● **EXERCISE REQUIREMENTS**:
Transcribe each entry below exactly. Pictures do not go in the copy.

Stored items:
----

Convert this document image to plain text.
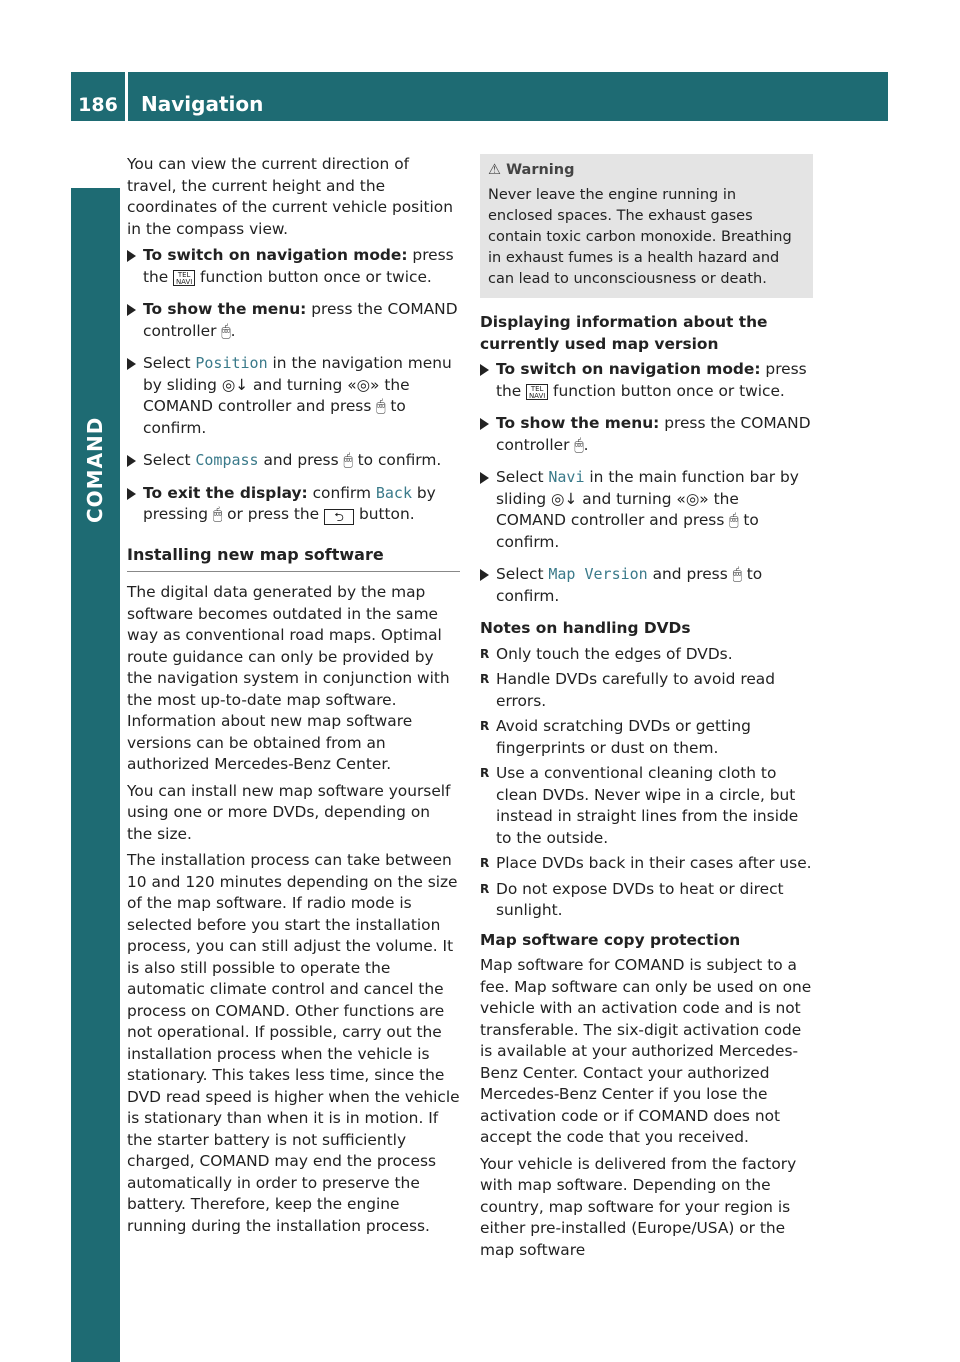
186	Navigation
COMAND

You can view the current direction of travel, the current height and the coordinates of the current vehicle position in the compass view.

To switch on navigation mode: press the TEL NAVI function button once or twice.
To show the menu: press the COMAND controller 🖱.
Select Position in the navigation menu by sliding ◎↓ and turning «◎» the COMAND controller and press 🖱 to confirm.
Select Compass and press 🖱 to confirm.
To exit the display: confirm Back by pressing 🖱 or press the ⮌ button.
Installing new map software

The digital data generated by the map software becomes outdated in the same way as conventional road maps. Optimal route guidance can only be provided by the navigation system in conjunction with the most up-to-date map software. Information about new map software versions can be obtained from an authorized Mercedes-Benz Center.

You can install new map software yourself using one or more DVDs, depending on the size.

The installation process can take between 10 and 120 minutes depending on the size of the map software. If radio mode is selected before you start the installation process, you can still adjust the volume. It is also still possible to operate the automatic climate control and cancel the process on COMAND. Other functions are not operational. If possible, carry out the installation process when the vehicle is stationary. This takes less time, since the DVD read speed is higher when the vehicle is stationary than when it is in motion. If the starter battery is not sufficiently charged, COMAND may end the process automatically in order to preserve the battery. Therefore, keep the engine running during the installation process.

⚠ Warning
Never leave the engine running in enclosed spaces. The exhaust gases contain toxic carbon monoxide. Breathing in exhaust fumes is a health hazard and can lead to unconsciousness or death.
Displaying information about the currently used map version
To switch on navigation mode: press the TEL NAVI function button once or twice.
To show the menu: press the COMAND controller 🖱.
Select Navi in the main function bar by sliding ◎↓ and turning «◎» the COMAND controller and press 🖱 to confirm.
Select Map Version and press 🖱 to confirm.
Notes on handling DVDs
R Only touch the edges of DVDs.
R Handle DVDs carefully to avoid read errors.
R Avoid scratching DVDs or getting fingerprints or dust on them.
R Use a conventional cleaning cloth to clean DVDs. Never wipe in a circle, but instead in straight lines from the inside to the outside.
R Place DVDs back in their cases after use.
R Do not expose DVDs to heat or direct sunlight.
Map software copy protection

Map software for COMAND is subject to a fee. Map software can only be used on one vehicle with an activation code and is not transferable. The six-digit activation code is available at your authorized Mercedes-Benz Center. Contact your authorized Mercedes-Benz Center if you lose the activation code or if COMAND does not accept the code that you received.

Your vehicle is delivered from the factory with map software. Depending on the country, map software for your region is either pre-installed (Europe/USA) or the map software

----

● **TASK ANSWER**:
Convert this document image to plain text.
186	Navigation
COMAND

You can view the current direction of travel, the current height and the coordinates of the current vehicle position in the compass view.

To switch on navigation mode: press the TEL NAVI function button once or twice.
To show the menu: press the COMAND controller 🖱.
Select Position in the navigation menu by sliding ◎↓ and turning «◎» the COMAND controller and press 🖱 to confirm.
Select Compass and press 🖱 to confirm.
To exit the display: confirm Back by pressing 🖱 or press the ⮌ button.
Installing new map software

The digital data generated by the map software becomes outdated in the same way as conventional road maps. Optimal route guidance can only be provided by the navigation system in conjunction with the most up-to-date map software. Information about new map software versions can be obtained from an authorized Mercedes-Benz Center.

You can install new map software yourself using one or more DVDs, depending on the size.

The installation process can take between 10 and 120 minutes depending on the size of the map software. If radio mode is selected before you start the installation process, you can still adjust the volume. It is also still possible to operate the automatic climate control and cancel the process on COMAND. Other functions are not operational. If possible, carry out the installation process when the vehicle is stationary. This takes less time, since the DVD read speed is higher when the vehicle is stationary than when it is in motion. If the starter battery is not sufficiently charged, COMAND may end the process automatically in order to preserve the battery. Therefore, keep the engine running during the installation process.

⚠ Warning
Never leave the engine running in enclosed spaces. The exhaust gases contain toxic carbon monoxide. Breathing in exhaust fumes is a health hazard and can lead to unconsciousness or death.
Displaying information about the currently used map version
To switch on navigation mode: press the TEL NAVI function button once or twice.
To show the menu: press the COMAND controller 🖱.
Select Navi in the main function bar by sliding ◎↓ and turning «◎» the COMAND controller and press 🖱 to confirm.
Select Map Version and press 🖱 to confirm.
Notes on handling DVDs
R Only touch the edges of DVDs.
R Handle DVDs carefully to avoid read errors.
R Avoid scratching DVDs or getting fingerprints or dust on them.
R Use a conventional cleaning cloth to clean DVDs. Never wipe in a circle, but instead in straight lines from the inside to the outside.
R Place DVDs back in their cases after use.
R Do not expose DVDs to heat or direct sunlight.
Map software copy protection

Map software for COMAND is subject to a fee. Map software can only be used on one vehicle with an activation code and is not transferable. The six-digit activation code is available at your authorized Mercedes-Benz Center. Contact your authorized Mercedes-Benz Center if you lose the activation code or if COMAND does not accept the code that you received.

Your vehicle is delivered from the factory with map software. Depending on the country, map software for your region is either pre-installed (Europe/USA) or the map software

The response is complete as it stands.